● Exercise task
Each line that contains the word "JSON" counts once; give the total for the records below and nothing else.
———
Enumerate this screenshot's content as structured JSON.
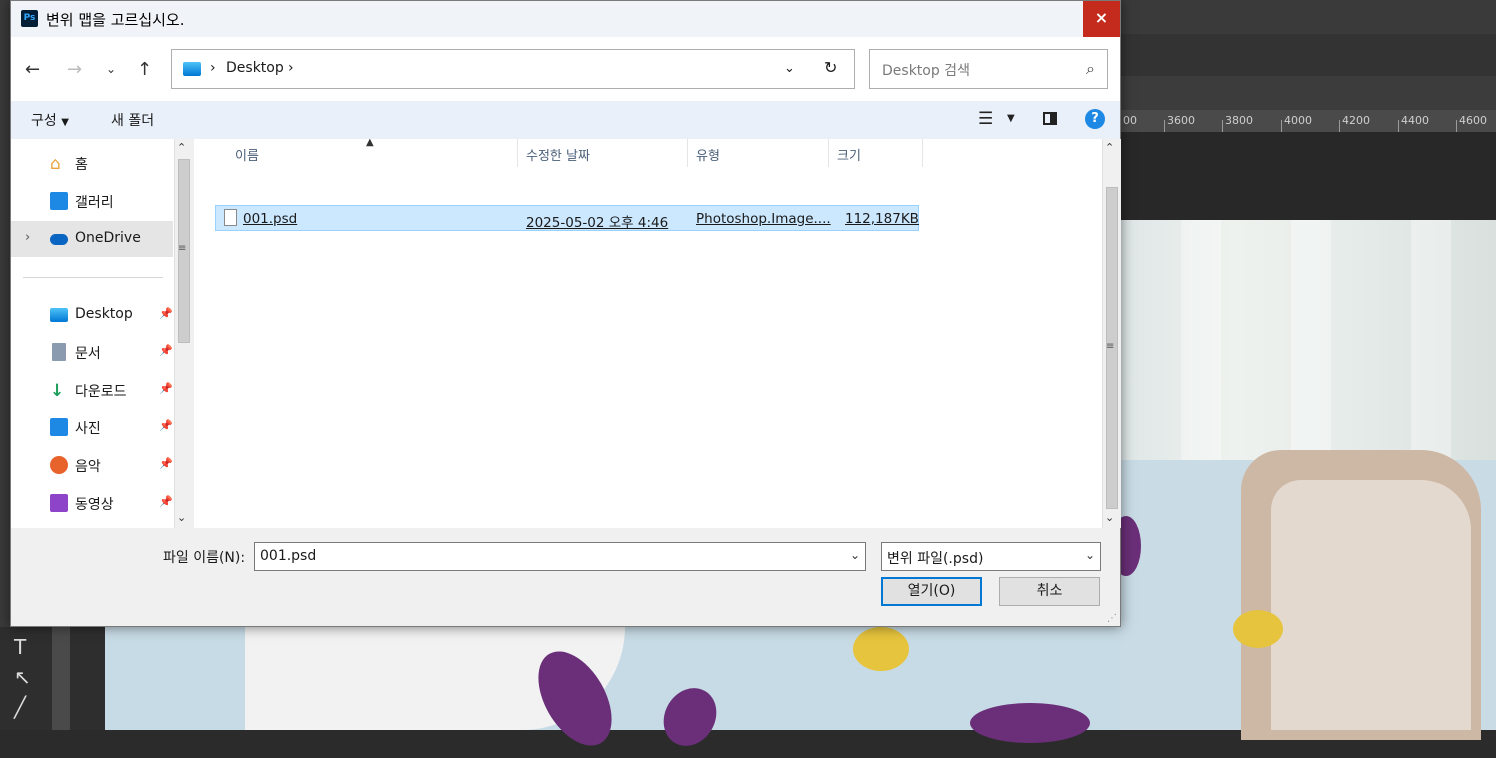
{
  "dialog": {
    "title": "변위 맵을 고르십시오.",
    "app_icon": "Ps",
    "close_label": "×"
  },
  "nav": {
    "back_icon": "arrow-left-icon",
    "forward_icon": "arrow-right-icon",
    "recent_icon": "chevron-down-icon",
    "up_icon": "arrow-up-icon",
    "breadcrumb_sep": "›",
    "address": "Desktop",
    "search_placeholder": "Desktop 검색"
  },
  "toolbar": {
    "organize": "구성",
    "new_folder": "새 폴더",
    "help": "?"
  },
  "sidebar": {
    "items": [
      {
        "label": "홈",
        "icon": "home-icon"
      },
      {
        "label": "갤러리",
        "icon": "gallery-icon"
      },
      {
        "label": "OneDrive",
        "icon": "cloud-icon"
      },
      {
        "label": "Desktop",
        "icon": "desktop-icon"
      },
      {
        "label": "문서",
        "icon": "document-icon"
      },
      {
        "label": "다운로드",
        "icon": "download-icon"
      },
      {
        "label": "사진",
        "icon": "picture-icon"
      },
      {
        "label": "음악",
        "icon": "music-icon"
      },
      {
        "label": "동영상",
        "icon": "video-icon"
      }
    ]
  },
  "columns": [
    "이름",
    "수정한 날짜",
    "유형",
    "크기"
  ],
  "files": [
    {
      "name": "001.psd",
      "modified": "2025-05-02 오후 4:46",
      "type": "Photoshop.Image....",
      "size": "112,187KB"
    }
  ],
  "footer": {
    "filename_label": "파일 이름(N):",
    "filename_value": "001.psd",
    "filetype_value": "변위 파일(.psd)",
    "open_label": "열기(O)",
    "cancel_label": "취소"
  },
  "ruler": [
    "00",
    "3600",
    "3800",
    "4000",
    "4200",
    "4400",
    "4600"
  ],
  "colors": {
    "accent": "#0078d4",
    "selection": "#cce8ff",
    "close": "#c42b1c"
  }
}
———
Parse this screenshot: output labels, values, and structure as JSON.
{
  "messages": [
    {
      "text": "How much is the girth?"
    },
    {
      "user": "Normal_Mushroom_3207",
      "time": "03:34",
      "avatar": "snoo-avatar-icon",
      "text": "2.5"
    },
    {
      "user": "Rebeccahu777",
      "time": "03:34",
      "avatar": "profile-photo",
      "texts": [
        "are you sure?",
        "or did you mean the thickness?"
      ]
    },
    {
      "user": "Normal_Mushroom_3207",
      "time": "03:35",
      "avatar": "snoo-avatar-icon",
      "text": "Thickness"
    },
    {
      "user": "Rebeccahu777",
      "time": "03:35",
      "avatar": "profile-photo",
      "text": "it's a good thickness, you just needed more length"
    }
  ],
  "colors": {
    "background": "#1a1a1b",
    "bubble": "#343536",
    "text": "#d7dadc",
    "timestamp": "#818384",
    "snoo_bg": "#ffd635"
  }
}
———
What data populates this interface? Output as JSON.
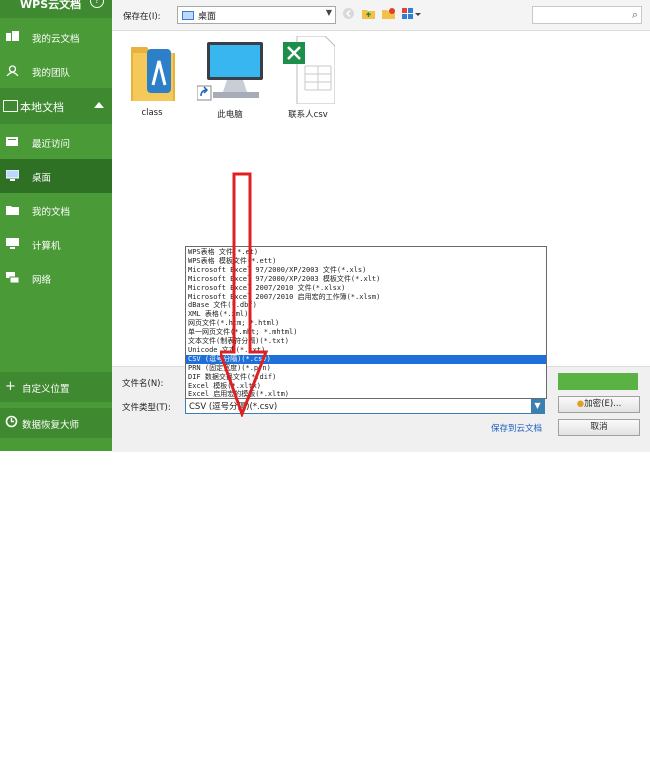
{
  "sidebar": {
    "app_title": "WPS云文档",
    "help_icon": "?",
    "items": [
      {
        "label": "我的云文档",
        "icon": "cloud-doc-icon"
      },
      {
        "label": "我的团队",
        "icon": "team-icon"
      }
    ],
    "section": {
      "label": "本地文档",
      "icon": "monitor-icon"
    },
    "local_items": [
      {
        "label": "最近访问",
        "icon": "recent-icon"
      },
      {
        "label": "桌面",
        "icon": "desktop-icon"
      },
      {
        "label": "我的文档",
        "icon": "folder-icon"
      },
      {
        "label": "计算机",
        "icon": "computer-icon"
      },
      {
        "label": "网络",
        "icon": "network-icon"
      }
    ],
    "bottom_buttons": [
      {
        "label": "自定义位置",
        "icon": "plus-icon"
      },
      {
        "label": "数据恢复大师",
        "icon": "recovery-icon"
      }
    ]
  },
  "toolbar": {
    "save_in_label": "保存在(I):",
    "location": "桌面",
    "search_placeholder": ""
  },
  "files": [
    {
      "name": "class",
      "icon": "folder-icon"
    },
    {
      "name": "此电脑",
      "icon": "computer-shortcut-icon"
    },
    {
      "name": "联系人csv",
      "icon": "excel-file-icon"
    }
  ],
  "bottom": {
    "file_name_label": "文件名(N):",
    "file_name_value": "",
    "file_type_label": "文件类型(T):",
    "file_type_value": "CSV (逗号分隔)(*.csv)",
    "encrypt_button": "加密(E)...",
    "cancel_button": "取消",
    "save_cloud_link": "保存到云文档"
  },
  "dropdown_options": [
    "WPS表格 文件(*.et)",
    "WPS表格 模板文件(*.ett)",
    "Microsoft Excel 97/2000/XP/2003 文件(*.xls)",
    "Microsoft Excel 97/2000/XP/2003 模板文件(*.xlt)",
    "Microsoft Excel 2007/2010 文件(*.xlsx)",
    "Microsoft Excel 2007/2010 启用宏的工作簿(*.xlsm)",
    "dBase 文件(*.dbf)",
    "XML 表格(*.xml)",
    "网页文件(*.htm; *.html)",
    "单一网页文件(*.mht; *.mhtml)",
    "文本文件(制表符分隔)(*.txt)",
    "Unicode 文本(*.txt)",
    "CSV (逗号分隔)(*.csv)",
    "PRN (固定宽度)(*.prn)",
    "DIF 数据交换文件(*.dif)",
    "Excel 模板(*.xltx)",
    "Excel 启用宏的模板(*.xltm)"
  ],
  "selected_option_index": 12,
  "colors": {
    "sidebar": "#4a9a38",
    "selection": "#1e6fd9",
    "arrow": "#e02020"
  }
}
———
● Answer below
3